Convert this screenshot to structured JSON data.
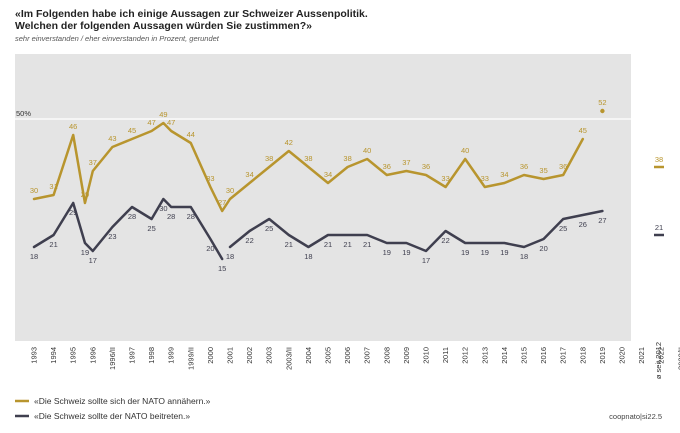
{
  "chart_data": {
    "type": "line",
    "title_lines": [
      "«Im Folgenden habe ich einige Aussagen zur Schweizer Aussenpolitik.",
      "Welchen der folgenden Aussagen würden Sie zustimmen?»"
    ],
    "subtitle": "sehr einverstanden / eher einverstanden in Prozent, gerundet",
    "credit": "coopnato|si22.5",
    "avg_label": "ø seit 2012",
    "reference_label": "50%",
    "reference_value": 50,
    "ylim": [
      0,
      65
    ],
    "grid": false,
    "legend_position": "bottom-left",
    "x_labels": [
      "1993",
      "1994",
      "1995",
      "1996",
      "1996/II",
      "1997",
      "1998",
      "1999",
      "1999/II",
      "2000",
      "2001",
      "2002",
      "2003",
      "2003/II",
      "2004",
      "2005",
      "2006",
      "2007",
      "2008",
      "2009",
      "2010",
      "2011",
      "2012",
      "2013",
      "2014",
      "2015",
      "2016",
      "2017",
      "2018",
      "2019",
      "2020",
      "2021",
      "2022",
      "2022/II"
    ],
    "x_label_positions": [
      0,
      1,
      2,
      3,
      4,
      5,
      6,
      7,
      8,
      9,
      10,
      11,
      12,
      13,
      14,
      15,
      16,
      17,
      18,
      19,
      20,
      21,
      22,
      23,
      24,
      25,
      26,
      27,
      28,
      29,
      30,
      31,
      32,
      33
    ],
    "series": [
      {
        "name": "«Die Schweiz sollte sich der NATO annähern.»",
        "color": "#b8952e",
        "segments": [
          [
            [
              0,
              30
            ],
            [
              1,
              31
            ],
            [
              2,
              46
            ],
            [
              2.6,
              29
            ],
            [
              3,
              37
            ],
            [
              4,
              43
            ],
            [
              5,
              45
            ],
            [
              6,
              47
            ],
            [
              6.6,
              49
            ],
            [
              7,
              47
            ],
            [
              8,
              44
            ],
            [
              9,
              33
            ],
            [
              9.6,
              27
            ],
            [
              10,
              30
            ],
            [
              11,
              34
            ],
            [
              12,
              38
            ],
            [
              13,
              42
            ],
            [
              14,
              38
            ],
            [
              15,
              34
            ],
            [
              16,
              38
            ],
            [
              17,
              40
            ],
            [
              18,
              36
            ],
            [
              19,
              37
            ],
            [
              20,
              36
            ],
            [
              21,
              33
            ],
            [
              22,
              40
            ],
            [
              23,
              33
            ],
            [
              24,
              34
            ],
            [
              25,
              36
            ],
            [
              26,
              35
            ],
            [
              27,
              36
            ],
            [
              28,
              45
            ]
          ]
        ],
        "isolated": [
          [
            29,
            52
          ]
        ],
        "labels": [
          {
            "x": 0,
            "y": 30,
            "text": "30"
          },
          {
            "x": 1,
            "y": 31,
            "text": "31"
          },
          {
            "x": 2,
            "y": 46,
            "text": "46"
          },
          {
            "x": 2.6,
            "y": 29,
            "text": "29"
          },
          {
            "x": 3,
            "y": 37,
            "text": "37"
          },
          {
            "x": 4,
            "y": 43,
            "text": "43"
          },
          {
            "x": 5,
            "y": 45,
            "text": "45"
          },
          {
            "x": 6,
            "y": 47,
            "text": "47"
          },
          {
            "x": 6.6,
            "y": 49,
            "text": "49"
          },
          {
            "x": 7,
            "y": 47,
            "text": "47"
          },
          {
            "x": 8,
            "y": 44,
            "text": "44"
          },
          {
            "x": 9,
            "y": 33,
            "text": "33"
          },
          {
            "x": 9.6,
            "y": 27,
            "text": "27"
          },
          {
            "x": 10,
            "y": 30,
            "text": "30"
          },
          {
            "x": 11,
            "y": 34,
            "text": "34"
          },
          {
            "x": 12,
            "y": 38,
            "text": "38"
          },
          {
            "x": 13,
            "y": 42,
            "text": "42"
          },
          {
            "x": 14,
            "y": 38,
            "text": "38"
          },
          {
            "x": 15,
            "y": 34,
            "text": "34"
          },
          {
            "x": 16,
            "y": 38,
            "text": "38"
          },
          {
            "x": 17,
            "y": 40,
            "text": "40"
          },
          {
            "x": 18,
            "y": 36,
            "text": "36"
          },
          {
            "x": 19,
            "y": 37,
            "text": "37"
          },
          {
            "x": 20,
            "y": 36,
            "text": "36"
          },
          {
            "x": 21,
            "y": 33,
            "text": "33"
          },
          {
            "x": 22,
            "y": 40,
            "text": "40"
          },
          {
            "x": 23,
            "y": 33,
            "text": "33"
          },
          {
            "x": 24,
            "y": 34,
            "text": "34"
          },
          {
            "x": 25,
            "y": 36,
            "text": "36"
          },
          {
            "x": 26,
            "y": 35,
            "text": "35"
          },
          {
            "x": 27,
            "y": 36,
            "text": "36"
          },
          {
            "x": 28,
            "y": 45,
            "text": "45"
          },
          {
            "x": 29,
            "y": 52,
            "text": "52"
          }
        ],
        "average": "38",
        "average_value": 38
      },
      {
        "name": "«Die Schweiz sollte der NATO beitreten.»",
        "color": "#3f3f4f",
        "segments": [
          [
            [
              0,
              18
            ],
            [
              1,
              21
            ],
            [
              2,
              29
            ],
            [
              2.6,
              19
            ],
            [
              3,
              17
            ],
            [
              4,
              23
            ],
            [
              5,
              28
            ],
            [
              6,
              25
            ],
            [
              6.6,
              30
            ],
            [
              7,
              28
            ],
            [
              8,
              28
            ],
            [
              9,
              20
            ],
            [
              9.6,
              15
            ]
          ],
          [
            [
              10,
              18
            ],
            [
              11,
              22
            ],
            [
              12,
              25
            ],
            [
              13,
              21
            ],
            [
              14,
              18
            ],
            [
              15,
              21
            ],
            [
              16,
              21
            ],
            [
              17,
              21
            ],
            [
              18,
              19
            ],
            [
              19,
              19
            ],
            [
              20,
              17
            ],
            [
              21,
              22
            ],
            [
              22,
              19
            ],
            [
              23,
              19
            ],
            [
              24,
              19
            ],
            [
              25,
              18
            ],
            [
              26,
              20
            ],
            [
              27,
              25
            ],
            [
              28,
              26
            ],
            [
              29,
              27
            ]
          ]
        ],
        "isolated": [],
        "labels": [
          {
            "x": 0,
            "y": 18,
            "text": "18"
          },
          {
            "x": 1,
            "y": 21,
            "text": "21"
          },
          {
            "x": 2,
            "y": 29,
            "text": "29"
          },
          {
            "x": 2.6,
            "y": 19,
            "text": "19"
          },
          {
            "x": 3,
            "y": 17,
            "text": "17"
          },
          {
            "x": 4,
            "y": 23,
            "text": "23"
          },
          {
            "x": 5,
            "y": 28,
            "text": "28"
          },
          {
            "x": 6,
            "y": 25,
            "text": "25"
          },
          {
            "x": 6.6,
            "y": 30,
            "text": "30"
          },
          {
            "x": 7,
            "y": 28,
            "text": "28"
          },
          {
            "x": 8,
            "y": 28,
            "text": "28"
          },
          {
            "x": 9,
            "y": 20,
            "text": "20"
          },
          {
            "x": 9.6,
            "y": 15,
            "text": "15"
          },
          {
            "x": 10,
            "y": 18,
            "text": "18"
          },
          {
            "x": 11,
            "y": 22,
            "text": "22"
          },
          {
            "x": 12,
            "y": 25,
            "text": "25"
          },
          {
            "x": 13,
            "y": 21,
            "text": "21"
          },
          {
            "x": 14,
            "y": 18,
            "text": "18"
          },
          {
            "x": 15,
            "y": 21,
            "text": "21"
          },
          {
            "x": 16,
            "y": 21,
            "text": "21"
          },
          {
            "x": 17,
            "y": 21,
            "text": "21"
          },
          {
            "x": 18,
            "y": 19,
            "text": "19"
          },
          {
            "x": 19,
            "y": 19,
            "text": "19"
          },
          {
            "x": 20,
            "y": 17,
            "text": "17"
          },
          {
            "x": 21,
            "y": 22,
            "text": "22"
          },
          {
            "x": 22,
            "y": 19,
            "text": "19"
          },
          {
            "x": 23,
            "y": 19,
            "text": "19"
          },
          {
            "x": 24,
            "y": 19,
            "text": "19"
          },
          {
            "x": 25,
            "y": 18,
            "text": "18"
          },
          {
            "x": 26,
            "y": 20,
            "text": "20"
          },
          {
            "x": 27,
            "y": 25,
            "text": "25"
          },
          {
            "x": 28,
            "y": 26,
            "text": "26"
          },
          {
            "x": 29,
            "y": 27,
            "text": "27"
          }
        ],
        "average": "21",
        "average_value": 21
      }
    ]
  }
}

__________

TASK BRIEF: Say how many lines have the string "sollte" in them, offering no words beyond the number.

COMPLETED EXERCISE: 2